(SUPPLIED MATERIAL)

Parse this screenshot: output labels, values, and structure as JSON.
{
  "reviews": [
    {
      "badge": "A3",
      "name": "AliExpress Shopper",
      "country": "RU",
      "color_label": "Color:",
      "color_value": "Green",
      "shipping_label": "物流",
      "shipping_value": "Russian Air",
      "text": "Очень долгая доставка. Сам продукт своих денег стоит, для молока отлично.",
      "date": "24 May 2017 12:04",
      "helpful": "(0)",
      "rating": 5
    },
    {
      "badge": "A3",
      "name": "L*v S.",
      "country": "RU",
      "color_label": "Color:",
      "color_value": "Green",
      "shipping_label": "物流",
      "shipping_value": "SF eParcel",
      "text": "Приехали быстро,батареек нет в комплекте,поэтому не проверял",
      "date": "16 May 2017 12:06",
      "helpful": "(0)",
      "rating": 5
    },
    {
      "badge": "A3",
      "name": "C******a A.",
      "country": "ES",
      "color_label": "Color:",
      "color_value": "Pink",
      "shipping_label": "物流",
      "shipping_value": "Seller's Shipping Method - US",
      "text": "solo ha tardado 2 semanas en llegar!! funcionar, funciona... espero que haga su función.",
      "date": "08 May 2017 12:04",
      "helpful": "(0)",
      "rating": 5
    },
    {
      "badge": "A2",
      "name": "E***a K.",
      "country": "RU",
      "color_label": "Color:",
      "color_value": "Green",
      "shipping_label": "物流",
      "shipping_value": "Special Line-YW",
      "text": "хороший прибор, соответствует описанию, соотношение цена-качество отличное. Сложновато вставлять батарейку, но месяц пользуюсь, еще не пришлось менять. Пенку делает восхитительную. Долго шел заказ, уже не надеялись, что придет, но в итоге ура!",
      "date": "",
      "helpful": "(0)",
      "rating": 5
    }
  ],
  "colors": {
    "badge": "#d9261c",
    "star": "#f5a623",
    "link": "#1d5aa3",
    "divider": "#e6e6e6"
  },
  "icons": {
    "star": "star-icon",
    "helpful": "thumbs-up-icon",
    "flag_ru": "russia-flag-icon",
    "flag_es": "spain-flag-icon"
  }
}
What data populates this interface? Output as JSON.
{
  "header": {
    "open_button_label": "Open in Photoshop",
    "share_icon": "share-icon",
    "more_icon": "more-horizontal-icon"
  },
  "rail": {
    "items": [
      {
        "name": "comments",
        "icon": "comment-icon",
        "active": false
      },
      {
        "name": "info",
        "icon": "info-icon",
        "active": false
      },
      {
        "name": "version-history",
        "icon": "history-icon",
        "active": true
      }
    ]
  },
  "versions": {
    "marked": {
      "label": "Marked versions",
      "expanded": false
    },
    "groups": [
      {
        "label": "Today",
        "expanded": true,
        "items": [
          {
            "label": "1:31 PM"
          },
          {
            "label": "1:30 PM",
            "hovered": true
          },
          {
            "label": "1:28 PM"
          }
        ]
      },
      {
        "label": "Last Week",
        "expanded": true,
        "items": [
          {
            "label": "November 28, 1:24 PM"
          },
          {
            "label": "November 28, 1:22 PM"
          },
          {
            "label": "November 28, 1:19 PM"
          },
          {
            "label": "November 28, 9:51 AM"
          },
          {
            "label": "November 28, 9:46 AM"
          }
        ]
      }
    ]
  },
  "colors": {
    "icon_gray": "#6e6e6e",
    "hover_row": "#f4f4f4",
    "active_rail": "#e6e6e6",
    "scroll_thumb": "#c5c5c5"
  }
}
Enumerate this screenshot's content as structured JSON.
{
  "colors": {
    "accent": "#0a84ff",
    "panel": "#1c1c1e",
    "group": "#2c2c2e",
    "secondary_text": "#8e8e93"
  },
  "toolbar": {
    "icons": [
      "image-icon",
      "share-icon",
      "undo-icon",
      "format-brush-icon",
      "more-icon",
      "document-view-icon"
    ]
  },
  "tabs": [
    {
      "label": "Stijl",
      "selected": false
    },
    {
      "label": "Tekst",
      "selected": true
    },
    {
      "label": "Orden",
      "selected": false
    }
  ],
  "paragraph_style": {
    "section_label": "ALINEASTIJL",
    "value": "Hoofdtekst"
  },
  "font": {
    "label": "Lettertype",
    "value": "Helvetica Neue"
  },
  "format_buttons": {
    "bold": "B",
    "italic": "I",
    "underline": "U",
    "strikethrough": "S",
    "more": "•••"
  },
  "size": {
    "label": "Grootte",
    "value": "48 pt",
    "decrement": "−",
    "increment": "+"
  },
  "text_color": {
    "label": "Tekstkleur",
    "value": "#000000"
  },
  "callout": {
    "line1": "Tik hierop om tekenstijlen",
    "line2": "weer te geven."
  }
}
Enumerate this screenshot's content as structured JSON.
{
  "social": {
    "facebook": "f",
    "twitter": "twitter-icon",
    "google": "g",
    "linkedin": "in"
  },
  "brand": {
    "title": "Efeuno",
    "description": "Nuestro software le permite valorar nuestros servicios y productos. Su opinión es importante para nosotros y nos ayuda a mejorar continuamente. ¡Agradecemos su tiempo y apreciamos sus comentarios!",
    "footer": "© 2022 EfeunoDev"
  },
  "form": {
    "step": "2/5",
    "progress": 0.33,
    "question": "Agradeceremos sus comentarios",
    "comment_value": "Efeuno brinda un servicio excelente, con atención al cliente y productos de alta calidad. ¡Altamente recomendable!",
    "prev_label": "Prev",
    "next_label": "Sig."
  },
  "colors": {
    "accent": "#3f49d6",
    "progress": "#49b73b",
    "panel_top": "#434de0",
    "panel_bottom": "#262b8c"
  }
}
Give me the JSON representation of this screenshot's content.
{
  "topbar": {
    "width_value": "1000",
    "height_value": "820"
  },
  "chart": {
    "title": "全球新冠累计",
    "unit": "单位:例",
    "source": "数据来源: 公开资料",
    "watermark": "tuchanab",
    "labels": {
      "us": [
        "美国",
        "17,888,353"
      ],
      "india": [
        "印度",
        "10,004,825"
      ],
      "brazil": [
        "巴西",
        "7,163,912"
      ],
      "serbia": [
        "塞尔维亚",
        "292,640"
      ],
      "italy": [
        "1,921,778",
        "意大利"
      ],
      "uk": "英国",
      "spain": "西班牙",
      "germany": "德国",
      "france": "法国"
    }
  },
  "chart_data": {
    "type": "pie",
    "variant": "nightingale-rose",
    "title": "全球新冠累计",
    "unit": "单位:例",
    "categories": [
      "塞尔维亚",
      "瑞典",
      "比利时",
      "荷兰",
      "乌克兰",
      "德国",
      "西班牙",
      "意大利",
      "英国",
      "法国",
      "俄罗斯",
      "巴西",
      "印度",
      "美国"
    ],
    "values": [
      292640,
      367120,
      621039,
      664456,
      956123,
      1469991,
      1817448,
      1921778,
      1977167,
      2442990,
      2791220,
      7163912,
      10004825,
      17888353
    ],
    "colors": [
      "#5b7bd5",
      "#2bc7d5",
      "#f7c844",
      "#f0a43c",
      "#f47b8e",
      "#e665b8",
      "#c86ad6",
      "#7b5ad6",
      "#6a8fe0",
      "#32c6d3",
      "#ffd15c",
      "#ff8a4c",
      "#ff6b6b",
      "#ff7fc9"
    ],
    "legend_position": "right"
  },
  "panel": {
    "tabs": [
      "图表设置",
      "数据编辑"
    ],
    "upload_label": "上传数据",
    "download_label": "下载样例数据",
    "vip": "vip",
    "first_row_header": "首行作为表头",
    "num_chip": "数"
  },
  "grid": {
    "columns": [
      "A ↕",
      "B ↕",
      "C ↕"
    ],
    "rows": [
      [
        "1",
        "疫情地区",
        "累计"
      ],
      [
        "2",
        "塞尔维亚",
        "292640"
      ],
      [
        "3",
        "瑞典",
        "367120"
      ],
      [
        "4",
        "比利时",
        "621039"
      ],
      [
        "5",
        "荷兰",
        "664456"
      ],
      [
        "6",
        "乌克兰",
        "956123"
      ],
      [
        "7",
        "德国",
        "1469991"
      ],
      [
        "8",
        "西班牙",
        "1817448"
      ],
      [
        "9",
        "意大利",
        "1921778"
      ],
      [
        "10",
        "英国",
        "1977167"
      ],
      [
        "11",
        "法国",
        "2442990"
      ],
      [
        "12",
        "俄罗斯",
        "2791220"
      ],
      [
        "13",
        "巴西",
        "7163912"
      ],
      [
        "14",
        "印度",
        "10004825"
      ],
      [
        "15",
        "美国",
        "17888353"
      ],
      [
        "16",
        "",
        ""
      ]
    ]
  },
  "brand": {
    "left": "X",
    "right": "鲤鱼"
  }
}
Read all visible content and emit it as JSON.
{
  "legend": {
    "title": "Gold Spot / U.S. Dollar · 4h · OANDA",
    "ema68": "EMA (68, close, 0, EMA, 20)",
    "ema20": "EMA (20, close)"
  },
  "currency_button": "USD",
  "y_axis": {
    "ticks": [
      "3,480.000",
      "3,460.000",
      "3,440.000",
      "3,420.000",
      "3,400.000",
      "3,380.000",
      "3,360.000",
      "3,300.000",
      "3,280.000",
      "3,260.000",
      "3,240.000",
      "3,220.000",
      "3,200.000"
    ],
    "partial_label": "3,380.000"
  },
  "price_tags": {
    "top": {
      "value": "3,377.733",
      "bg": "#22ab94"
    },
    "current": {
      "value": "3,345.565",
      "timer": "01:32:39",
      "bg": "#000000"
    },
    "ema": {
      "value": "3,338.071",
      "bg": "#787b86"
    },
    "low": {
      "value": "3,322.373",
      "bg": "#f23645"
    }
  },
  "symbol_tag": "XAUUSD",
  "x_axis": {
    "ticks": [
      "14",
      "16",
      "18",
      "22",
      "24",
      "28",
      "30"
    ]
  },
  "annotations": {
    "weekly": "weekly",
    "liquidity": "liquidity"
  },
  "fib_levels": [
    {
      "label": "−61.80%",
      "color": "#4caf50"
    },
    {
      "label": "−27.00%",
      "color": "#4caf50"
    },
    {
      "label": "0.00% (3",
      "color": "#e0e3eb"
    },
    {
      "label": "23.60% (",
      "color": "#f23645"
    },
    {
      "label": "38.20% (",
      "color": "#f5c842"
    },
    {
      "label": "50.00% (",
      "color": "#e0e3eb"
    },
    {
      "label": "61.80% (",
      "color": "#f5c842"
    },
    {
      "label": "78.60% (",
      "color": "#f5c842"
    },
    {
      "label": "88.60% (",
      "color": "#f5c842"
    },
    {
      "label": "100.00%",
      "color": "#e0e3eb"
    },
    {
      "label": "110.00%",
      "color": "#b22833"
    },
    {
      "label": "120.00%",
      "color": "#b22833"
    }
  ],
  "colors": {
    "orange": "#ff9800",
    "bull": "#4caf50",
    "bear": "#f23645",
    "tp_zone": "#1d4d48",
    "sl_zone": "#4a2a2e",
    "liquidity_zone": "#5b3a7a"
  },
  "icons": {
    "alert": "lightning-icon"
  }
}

(PROBLEM TO SOLVE)
Working from the entries above, return all lines that contain "date".

(EXERCISE OUTPUT)
      "date": "24 May 2017 12:04",
      "date": "16 May 2017 12:06",
      "date": "08 May 2017 12:04",
      "date": "",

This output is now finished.